DIRECTIONS ▸
Nothing should be left out: output all of the entries exactly.

TASK INPUTS ▸
****************************************

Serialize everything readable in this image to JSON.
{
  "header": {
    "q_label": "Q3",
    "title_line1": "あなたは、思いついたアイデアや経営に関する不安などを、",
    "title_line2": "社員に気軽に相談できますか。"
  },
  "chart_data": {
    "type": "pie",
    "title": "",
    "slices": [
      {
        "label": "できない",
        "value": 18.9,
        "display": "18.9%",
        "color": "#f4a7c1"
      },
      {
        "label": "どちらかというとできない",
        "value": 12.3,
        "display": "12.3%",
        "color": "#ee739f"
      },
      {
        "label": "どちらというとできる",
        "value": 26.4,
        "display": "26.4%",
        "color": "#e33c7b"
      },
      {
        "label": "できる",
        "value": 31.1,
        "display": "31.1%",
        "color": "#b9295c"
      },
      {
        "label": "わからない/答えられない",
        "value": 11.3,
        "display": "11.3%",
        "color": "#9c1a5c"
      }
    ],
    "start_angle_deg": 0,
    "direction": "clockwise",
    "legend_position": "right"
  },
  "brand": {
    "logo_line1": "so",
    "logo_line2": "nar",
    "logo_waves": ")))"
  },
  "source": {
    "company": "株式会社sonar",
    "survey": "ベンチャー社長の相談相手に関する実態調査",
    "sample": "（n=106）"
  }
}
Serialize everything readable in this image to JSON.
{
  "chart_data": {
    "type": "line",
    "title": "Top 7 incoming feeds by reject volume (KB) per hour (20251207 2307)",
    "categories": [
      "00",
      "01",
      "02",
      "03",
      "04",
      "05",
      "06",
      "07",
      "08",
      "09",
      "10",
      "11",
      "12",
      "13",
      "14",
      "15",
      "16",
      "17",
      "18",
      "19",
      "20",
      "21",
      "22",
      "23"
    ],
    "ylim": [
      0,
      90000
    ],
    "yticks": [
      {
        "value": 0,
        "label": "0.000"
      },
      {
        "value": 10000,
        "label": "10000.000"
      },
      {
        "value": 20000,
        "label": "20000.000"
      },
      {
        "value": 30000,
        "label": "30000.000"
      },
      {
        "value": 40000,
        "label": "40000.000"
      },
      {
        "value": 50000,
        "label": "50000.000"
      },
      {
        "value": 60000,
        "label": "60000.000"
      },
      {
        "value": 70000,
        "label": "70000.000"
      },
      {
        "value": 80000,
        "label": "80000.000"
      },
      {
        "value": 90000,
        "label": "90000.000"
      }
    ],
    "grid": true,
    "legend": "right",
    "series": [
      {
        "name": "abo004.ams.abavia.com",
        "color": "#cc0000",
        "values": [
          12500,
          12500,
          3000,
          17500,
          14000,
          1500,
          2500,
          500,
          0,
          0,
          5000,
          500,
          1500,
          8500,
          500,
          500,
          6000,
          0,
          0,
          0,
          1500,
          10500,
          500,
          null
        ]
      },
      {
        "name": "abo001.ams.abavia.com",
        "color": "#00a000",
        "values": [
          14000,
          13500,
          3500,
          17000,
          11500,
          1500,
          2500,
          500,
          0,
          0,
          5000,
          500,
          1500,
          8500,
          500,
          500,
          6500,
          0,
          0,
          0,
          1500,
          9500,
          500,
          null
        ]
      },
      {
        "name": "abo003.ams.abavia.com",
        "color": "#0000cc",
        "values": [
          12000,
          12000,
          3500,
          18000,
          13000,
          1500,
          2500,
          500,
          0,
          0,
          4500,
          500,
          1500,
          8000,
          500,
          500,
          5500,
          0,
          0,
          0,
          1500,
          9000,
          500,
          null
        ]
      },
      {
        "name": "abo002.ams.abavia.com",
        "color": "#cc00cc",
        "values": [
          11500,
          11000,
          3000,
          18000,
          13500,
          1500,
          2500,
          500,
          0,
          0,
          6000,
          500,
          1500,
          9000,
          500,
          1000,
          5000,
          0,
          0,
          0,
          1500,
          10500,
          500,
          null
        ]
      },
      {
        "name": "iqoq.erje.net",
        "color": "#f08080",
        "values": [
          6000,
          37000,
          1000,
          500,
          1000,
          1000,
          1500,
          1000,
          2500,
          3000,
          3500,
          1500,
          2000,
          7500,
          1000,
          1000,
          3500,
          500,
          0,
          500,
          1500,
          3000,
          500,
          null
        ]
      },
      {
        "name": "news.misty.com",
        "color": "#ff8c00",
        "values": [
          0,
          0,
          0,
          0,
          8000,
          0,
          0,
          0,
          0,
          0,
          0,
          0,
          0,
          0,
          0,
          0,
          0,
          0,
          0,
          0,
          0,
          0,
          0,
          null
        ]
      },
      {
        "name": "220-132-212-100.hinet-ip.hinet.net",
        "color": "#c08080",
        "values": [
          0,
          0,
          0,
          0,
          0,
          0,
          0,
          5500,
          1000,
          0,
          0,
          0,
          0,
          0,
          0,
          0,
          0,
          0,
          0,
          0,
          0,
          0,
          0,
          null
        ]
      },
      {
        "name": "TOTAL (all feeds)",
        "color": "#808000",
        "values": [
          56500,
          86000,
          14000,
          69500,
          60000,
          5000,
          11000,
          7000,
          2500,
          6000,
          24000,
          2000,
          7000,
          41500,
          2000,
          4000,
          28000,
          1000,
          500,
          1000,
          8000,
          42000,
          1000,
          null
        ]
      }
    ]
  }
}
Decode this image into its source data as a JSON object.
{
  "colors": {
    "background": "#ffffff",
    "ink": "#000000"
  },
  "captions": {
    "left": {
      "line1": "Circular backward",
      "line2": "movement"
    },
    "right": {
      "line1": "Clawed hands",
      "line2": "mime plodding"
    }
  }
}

****************************************

EXERCISE SOLUTION ▸
Serialize everything readable in this image to JSON.
{
  "header": {
    "q_label": "Q3",
    "title_line1": "あなたは、思いついたアイデアや経営に関する不安などを、",
    "title_line2": "社員に気軽に相談できますか。"
  },
  "chart_data": {
    "type": "pie",
    "title": "",
    "slices": [
      {
        "label": "できない",
        "value": 18.9,
        "display": "18.9%",
        "color": "#f4a7c1"
      },
      {
        "label": "どちらかというとできない",
        "value": 12.3,
        "display": "12.3%",
        "color": "#ee739f"
      },
      {
        "label": "どちらというとできる",
        "value": 26.4,
        "display": "26.4%",
        "color": "#e33c7b"
      },
      {
        "label": "できる",
        "value": 31.1,
        "display": "31.1%",
        "color": "#b9295c"
      },
      {
        "label": "わからない/答えられない",
        "value": 11.3,
        "display": "11.3%",
        "color": "#9c1a5c"
      }
    ],
    "start_angle_deg": 0,
    "direction": "clockwise",
    "legend_position": "right"
  },
  "brand": {
    "logo_line1": "so",
    "logo_line2": "nar",
    "logo_waves": ")))"
  },
  "source": {
    "company": "株式会社sonar",
    "survey": "ベンチャー社長の相談相手に関する実態調査",
    "sample": "（n=106）"
  }
}
Serialize everything readable in this image to JSON.
{
  "chart_data": {
    "type": "line",
    "title": "Top 7 incoming feeds by reject volume (KB) per hour (20251207 2307)",
    "categories": [
      "00",
      "01",
      "02",
      "03",
      "04",
      "05",
      "06",
      "07",
      "08",
      "09",
      "10",
      "11",
      "12",
      "13",
      "14",
      "15",
      "16",
      "17",
      "18",
      "19",
      "20",
      "21",
      "22",
      "23"
    ],
    "ylim": [
      0,
      90000
    ],
    "yticks": [
      {
        "value": 0,
        "label": "0.000"
      },
      {
        "value": 10000,
        "label": "10000.000"
      },
      {
        "value": 20000,
        "label": "20000.000"
      },
      {
        "value": 30000,
        "label": "30000.000"
      },
      {
        "value": 40000,
        "label": "40000.000"
      },
      {
        "value": 50000,
        "label": "50000.000"
      },
      {
        "value": 60000,
        "label": "60000.000"
      },
      {
        "value": 70000,
        "label": "70000.000"
      },
      {
        "value": 80000,
        "label": "80000.000"
      },
      {
        "value": 90000,
        "label": "90000.000"
      }
    ],
    "grid": true,
    "legend": "right",
    "series": [
      {
        "name": "abo004.ams.abavia.com",
        "color": "#cc0000",
        "values": [
          12500,
          12500,
          3000,
          17500,
          14000,
          1500,
          2500,
          500,
          0,
          0,
          5000,
          500,
          1500,
          8500,
          500,
          500,
          6000,
          0,
          0,
          0,
          1500,
          10500,
          500,
          null
        ]
      },
      {
        "name": "abo001.ams.abavia.com",
        "color": "#00a000",
        "values": [
          14000,
          13500,
          3500,
          17000,
          11500,
          1500,
          2500,
          500,
          0,
          0,
          5000,
          500,
          1500,
          8500,
          500,
          500,
          6500,
          0,
          0,
          0,
          1500,
          9500,
          500,
          null
        ]
      },
      {
        "name": "abo003.ams.abavia.com",
        "color": "#0000cc",
        "values": [
          12000,
          12000,
          3500,
          18000,
          13000,
          1500,
          2500,
          500,
          0,
          0,
          4500,
          500,
          1500,
          8000,
          500,
          500,
          5500,
          0,
          0,
          0,
          1500,
          9000,
          500,
          null
        ]
      },
      {
        "name": "abo002.ams.abavia.com",
        "color": "#cc00cc",
        "values": [
          11500,
          11000,
          3000,
          18000,
          13500,
          1500,
          2500,
          500,
          0,
          0,
          6000,
          500,
          1500,
          9000,
          500,
          1000,
          5000,
          0,
          0,
          0,
          1500,
          10500,
          500,
          null
        ]
      },
      {
        "name": "iqoq.erje.net",
        "color": "#f08080",
        "values": [
          6000,
          37000,
          1000,
          500,
          1000,
          1000,
          1500,
          1000,
          2500,
          3000,
          3500,
          1500,
          2000,
          7500,
          1000,
          1000,
          3500,
          500,
          0,
          500,
          1500,
          3000,
          500,
          null
        ]
      },
      {
        "name": "news.misty.com",
        "color": "#ff8c00",
        "values": [
          0,
          0,
          0,
          0,
          8000,
          0,
          0,
          0,
          0,
          0,
          0,
          0,
          0,
          0,
          0,
          0,
          0,
          0,
          0,
          0,
          0,
          0,
          0,
          null
        ]
      },
      {
        "name": "220-132-212-100.hinet-ip.hinet.net",
        "color": "#c08080",
        "values": [
          0,
          0,
          0,
          0,
          0,
          0,
          0,
          5500,
          1000,
          0,
          0,
          0,
          0,
          0,
          0,
          0,
          0,
          0,
          0,
          0,
          0,
          0,
          0,
          null
        ]
      },
      {
        "name": "TOTAL (all feeds)",
        "color": "#808000",
        "values": [
          56500,
          86000,
          14000,
          69500,
          60000,
          5000,
          11000,
          7000,
          2500,
          6000,
          24000,
          2000,
          7000,
          41500,
          2000,
          4000,
          28000,
          1000,
          500,
          1000,
          8000,
          42000,
          1000,
          null
        ]
      }
    ]
  }
}
Decode this image into its source data as a JSON object.
{
  "colors": {
    "background": "#ffffff",
    "ink": "#000000"
  },
  "captions": {
    "left": {
      "line1": "Circular backward",
      "line2": "movement"
    },
    "right": {
      "line1": "Clawed hands",
      "line2": "mime plodding"
    }
  }
}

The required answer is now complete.